- REQUEST
In the listing below, identify each line with the word "sugiyama" and return those lines.

- Items from a data source
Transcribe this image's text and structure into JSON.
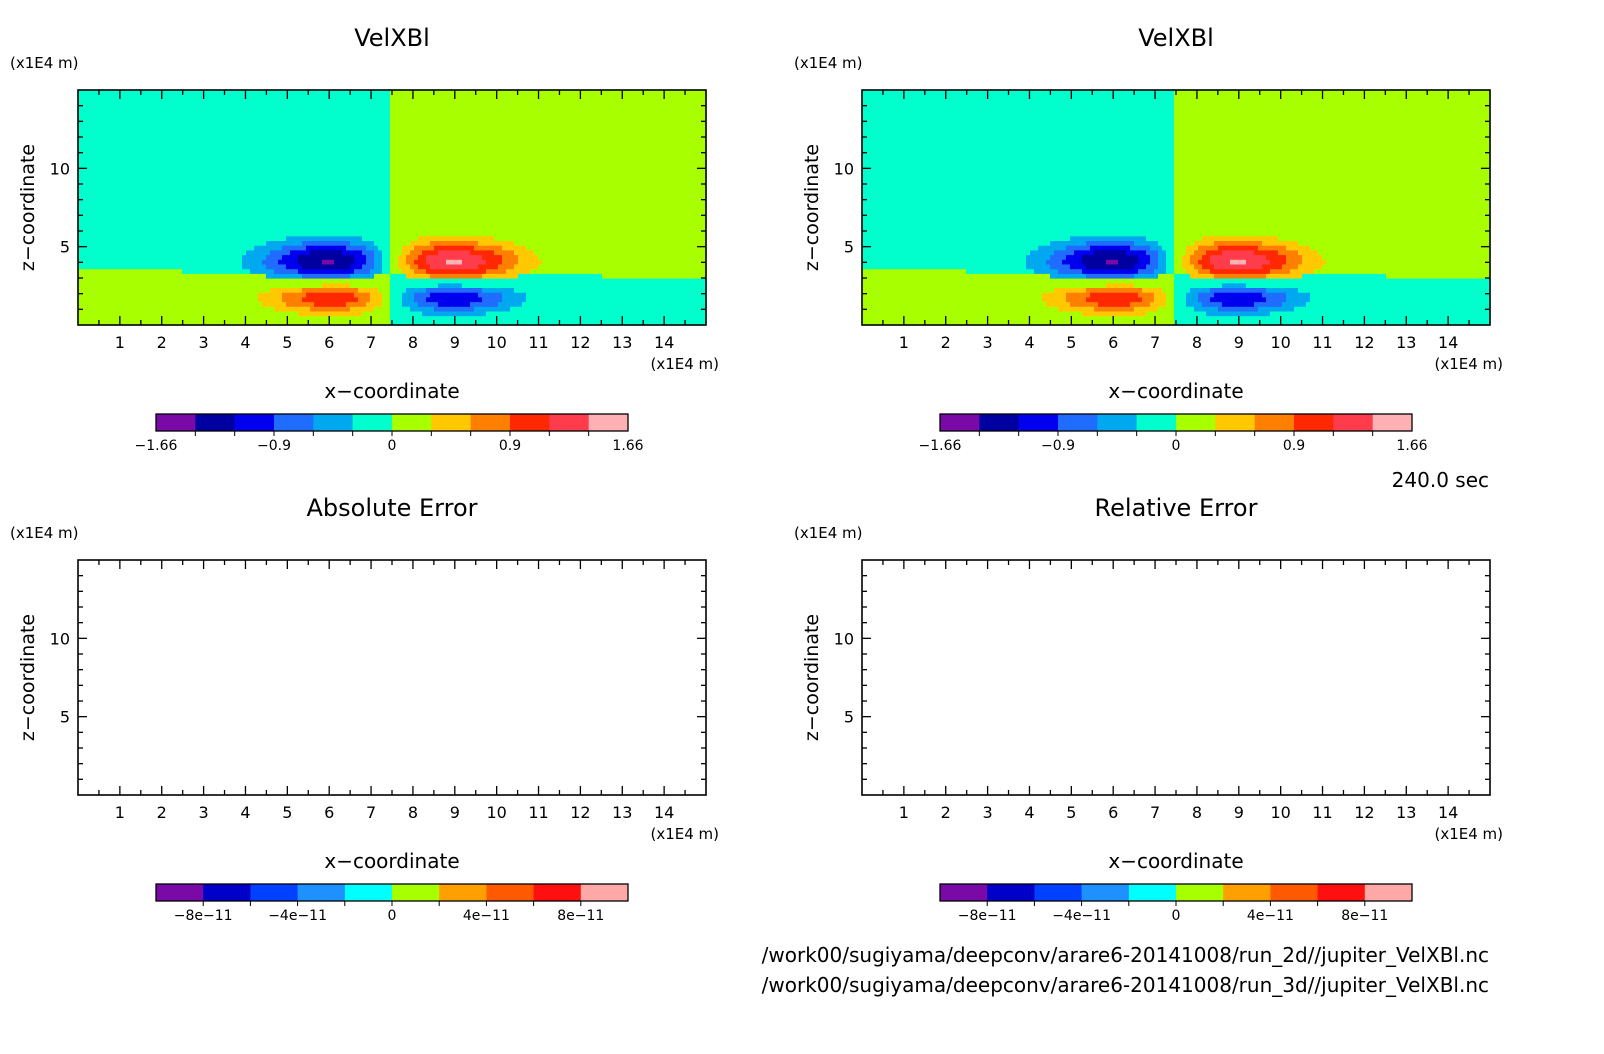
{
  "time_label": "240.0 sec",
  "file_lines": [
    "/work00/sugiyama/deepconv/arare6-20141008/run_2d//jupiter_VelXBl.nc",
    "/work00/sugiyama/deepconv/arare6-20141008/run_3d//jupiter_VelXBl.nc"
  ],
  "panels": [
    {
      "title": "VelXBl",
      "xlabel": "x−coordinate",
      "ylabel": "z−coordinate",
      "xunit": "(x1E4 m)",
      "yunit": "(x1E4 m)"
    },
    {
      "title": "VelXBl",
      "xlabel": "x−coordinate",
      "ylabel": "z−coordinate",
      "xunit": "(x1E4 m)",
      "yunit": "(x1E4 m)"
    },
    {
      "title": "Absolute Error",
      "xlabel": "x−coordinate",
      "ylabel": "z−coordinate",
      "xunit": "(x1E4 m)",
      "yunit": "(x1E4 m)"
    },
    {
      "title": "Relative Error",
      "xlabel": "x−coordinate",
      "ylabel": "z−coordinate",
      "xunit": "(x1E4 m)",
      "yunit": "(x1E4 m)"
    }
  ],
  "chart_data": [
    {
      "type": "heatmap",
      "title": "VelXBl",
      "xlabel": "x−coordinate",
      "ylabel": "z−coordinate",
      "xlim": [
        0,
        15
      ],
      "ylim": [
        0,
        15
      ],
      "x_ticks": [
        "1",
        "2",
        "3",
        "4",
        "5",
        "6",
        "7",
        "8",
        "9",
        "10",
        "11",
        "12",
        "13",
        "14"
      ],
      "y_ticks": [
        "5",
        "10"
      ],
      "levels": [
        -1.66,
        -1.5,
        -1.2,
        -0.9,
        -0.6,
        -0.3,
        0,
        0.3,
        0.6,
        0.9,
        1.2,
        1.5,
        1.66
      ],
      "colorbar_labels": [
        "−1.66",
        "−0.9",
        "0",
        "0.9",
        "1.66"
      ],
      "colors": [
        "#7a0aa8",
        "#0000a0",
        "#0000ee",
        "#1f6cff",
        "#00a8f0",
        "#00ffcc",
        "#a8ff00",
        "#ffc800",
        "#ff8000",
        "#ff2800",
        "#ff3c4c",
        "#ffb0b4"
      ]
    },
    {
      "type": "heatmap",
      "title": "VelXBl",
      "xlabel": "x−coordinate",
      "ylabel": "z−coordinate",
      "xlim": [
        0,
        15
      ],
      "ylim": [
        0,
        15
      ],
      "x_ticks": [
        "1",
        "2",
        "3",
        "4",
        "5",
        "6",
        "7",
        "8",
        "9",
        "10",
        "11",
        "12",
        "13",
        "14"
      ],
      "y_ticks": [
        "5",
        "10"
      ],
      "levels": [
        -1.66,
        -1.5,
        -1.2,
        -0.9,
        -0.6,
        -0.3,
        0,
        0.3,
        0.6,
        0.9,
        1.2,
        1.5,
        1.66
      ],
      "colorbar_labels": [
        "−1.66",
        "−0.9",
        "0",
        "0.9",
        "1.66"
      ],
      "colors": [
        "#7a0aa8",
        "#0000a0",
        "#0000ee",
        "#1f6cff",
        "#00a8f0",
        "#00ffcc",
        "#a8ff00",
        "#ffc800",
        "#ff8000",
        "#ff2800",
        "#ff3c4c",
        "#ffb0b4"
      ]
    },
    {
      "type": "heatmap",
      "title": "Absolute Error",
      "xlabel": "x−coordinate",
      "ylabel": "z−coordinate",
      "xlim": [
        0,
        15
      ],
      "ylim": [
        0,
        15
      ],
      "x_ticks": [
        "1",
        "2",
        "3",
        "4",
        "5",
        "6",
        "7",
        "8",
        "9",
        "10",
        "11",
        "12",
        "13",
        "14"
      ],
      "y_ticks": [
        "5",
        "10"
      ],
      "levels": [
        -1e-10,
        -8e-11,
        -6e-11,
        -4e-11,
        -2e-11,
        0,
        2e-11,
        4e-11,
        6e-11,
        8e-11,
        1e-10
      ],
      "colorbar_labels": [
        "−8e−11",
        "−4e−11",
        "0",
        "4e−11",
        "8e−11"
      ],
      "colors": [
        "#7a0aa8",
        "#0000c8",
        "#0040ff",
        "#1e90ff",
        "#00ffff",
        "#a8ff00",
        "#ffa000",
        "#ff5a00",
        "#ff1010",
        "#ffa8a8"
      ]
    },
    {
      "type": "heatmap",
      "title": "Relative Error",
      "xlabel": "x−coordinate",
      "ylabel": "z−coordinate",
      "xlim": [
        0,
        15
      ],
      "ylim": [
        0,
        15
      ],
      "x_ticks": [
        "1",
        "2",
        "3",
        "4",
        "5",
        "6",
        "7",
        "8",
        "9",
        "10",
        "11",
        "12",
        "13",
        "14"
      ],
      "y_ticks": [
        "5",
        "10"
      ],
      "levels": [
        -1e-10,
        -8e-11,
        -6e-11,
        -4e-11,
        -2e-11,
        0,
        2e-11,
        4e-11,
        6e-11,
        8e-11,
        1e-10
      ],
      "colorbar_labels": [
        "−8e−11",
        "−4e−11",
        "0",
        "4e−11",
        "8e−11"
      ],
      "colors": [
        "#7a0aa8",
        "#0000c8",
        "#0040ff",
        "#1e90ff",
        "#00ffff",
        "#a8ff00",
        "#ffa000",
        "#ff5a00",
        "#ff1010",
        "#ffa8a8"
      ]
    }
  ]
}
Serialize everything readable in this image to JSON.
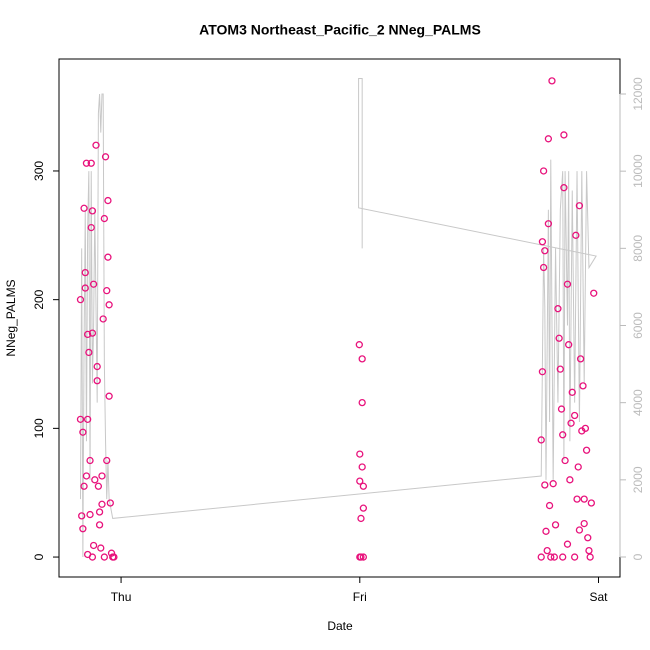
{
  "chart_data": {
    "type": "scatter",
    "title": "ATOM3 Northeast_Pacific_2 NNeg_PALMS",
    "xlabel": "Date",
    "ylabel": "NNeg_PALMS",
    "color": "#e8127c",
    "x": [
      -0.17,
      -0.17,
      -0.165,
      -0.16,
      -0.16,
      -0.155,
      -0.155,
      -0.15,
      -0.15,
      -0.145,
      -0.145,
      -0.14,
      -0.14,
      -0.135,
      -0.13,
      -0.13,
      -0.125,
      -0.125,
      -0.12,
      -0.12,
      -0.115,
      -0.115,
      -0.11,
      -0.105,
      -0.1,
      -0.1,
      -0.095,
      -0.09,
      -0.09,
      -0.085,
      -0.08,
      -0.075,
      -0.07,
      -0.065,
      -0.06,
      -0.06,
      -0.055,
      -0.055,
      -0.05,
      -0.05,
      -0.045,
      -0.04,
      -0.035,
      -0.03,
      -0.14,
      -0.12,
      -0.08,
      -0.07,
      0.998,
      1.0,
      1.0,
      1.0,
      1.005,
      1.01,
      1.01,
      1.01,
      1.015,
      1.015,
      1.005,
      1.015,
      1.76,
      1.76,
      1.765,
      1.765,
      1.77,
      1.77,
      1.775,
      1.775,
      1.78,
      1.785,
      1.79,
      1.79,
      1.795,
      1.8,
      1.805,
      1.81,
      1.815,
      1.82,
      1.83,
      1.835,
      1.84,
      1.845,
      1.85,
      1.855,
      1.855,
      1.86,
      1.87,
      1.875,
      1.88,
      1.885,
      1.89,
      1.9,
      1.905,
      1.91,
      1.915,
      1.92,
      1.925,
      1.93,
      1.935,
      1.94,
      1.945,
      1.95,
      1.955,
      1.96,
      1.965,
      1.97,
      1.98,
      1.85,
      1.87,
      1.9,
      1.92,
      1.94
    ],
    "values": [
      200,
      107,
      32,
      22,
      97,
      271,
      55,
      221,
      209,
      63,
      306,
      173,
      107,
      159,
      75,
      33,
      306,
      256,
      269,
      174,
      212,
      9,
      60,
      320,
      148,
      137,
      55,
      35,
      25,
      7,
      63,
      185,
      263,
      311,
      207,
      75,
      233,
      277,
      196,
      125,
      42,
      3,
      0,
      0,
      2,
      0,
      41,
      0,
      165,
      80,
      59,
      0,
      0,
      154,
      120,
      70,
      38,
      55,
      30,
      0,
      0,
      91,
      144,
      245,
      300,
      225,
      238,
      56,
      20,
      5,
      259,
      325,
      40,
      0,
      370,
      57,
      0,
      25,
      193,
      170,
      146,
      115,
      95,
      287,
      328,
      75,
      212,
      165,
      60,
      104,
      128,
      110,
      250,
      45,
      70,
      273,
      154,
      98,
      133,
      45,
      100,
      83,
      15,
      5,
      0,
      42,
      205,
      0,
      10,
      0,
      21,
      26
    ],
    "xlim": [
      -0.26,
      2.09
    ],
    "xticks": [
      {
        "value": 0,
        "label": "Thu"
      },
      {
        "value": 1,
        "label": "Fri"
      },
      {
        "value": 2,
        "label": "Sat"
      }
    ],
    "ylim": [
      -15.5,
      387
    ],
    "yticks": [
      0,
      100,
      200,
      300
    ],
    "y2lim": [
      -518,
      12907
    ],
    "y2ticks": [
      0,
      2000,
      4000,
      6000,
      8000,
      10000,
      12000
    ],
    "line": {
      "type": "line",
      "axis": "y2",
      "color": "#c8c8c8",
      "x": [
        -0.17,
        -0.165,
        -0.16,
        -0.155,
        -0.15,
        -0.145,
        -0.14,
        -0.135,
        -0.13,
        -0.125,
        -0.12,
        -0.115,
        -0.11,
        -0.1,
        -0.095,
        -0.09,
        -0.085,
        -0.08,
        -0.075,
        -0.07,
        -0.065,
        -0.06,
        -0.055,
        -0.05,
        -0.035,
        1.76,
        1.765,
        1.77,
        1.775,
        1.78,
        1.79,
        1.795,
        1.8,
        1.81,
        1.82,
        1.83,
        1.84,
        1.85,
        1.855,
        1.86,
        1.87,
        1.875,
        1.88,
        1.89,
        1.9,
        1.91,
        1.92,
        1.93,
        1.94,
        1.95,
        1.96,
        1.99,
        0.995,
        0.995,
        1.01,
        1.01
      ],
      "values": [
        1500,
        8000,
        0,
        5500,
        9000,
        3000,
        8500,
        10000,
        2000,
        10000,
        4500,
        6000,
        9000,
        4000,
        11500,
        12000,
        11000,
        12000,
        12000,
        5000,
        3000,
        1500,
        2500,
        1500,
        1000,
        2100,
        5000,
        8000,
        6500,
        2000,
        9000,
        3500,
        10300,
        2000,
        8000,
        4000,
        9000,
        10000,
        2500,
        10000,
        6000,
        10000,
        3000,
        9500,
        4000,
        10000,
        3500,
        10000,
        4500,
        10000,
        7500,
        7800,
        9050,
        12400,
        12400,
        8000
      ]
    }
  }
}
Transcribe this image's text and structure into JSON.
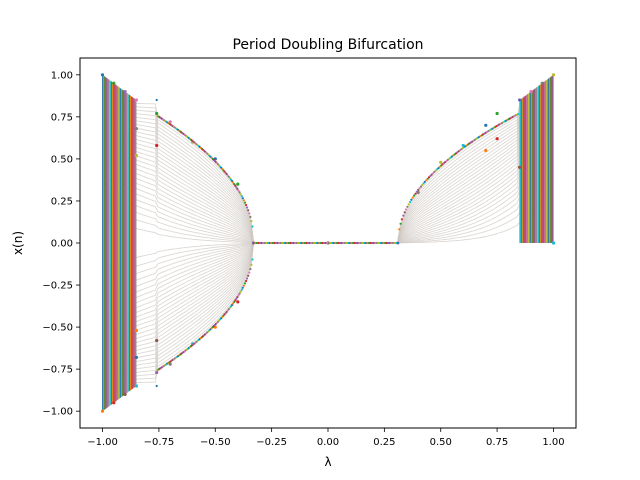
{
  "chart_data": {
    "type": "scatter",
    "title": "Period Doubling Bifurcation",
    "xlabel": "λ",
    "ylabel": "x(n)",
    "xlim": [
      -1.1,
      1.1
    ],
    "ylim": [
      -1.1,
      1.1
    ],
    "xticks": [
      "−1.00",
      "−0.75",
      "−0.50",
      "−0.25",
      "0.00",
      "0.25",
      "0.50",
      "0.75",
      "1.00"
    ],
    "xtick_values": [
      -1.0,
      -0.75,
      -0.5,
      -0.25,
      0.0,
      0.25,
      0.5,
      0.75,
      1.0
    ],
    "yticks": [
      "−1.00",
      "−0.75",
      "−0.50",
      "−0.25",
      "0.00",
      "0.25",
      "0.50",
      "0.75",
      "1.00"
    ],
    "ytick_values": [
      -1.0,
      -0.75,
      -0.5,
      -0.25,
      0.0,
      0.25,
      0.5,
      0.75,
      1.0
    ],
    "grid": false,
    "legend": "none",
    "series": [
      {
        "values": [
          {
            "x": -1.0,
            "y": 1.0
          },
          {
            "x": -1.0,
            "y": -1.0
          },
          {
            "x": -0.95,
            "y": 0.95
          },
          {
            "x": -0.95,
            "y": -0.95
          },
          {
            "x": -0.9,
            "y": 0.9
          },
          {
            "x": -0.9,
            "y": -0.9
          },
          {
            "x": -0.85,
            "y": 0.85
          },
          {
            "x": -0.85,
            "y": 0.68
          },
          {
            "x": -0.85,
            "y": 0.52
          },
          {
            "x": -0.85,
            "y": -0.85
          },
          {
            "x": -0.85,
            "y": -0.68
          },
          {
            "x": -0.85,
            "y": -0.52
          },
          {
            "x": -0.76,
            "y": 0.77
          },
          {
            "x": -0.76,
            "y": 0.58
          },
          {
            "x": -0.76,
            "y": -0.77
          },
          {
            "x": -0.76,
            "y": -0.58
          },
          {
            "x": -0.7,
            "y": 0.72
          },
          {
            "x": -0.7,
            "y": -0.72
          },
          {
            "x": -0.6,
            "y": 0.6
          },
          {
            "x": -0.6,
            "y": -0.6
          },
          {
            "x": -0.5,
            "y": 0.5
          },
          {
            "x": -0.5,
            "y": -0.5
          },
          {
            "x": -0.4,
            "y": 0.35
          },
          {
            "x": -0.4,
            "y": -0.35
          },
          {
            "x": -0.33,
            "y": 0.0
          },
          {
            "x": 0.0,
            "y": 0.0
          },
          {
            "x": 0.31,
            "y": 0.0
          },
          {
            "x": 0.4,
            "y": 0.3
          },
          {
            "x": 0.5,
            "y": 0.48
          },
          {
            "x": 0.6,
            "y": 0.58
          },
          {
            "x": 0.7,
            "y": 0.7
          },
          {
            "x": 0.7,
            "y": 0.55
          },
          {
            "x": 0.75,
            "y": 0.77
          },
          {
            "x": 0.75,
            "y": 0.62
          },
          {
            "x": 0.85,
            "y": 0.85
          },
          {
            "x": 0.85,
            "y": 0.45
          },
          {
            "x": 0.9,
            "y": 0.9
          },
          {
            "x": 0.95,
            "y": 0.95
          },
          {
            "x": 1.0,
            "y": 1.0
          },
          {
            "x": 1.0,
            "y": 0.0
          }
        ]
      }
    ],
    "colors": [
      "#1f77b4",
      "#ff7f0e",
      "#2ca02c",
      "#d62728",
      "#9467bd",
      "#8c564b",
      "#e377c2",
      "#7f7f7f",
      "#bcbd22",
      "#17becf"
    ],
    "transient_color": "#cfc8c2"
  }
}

- THE SOLUTION
    "/work00/sugiyama/deepconv/arare6-20141008/run_2d//jupiter_VelXBl.nc",
    "/work00/sugiyama/deepconv/arare6-20141008/run_3d//jupiter_VelXBl.nc"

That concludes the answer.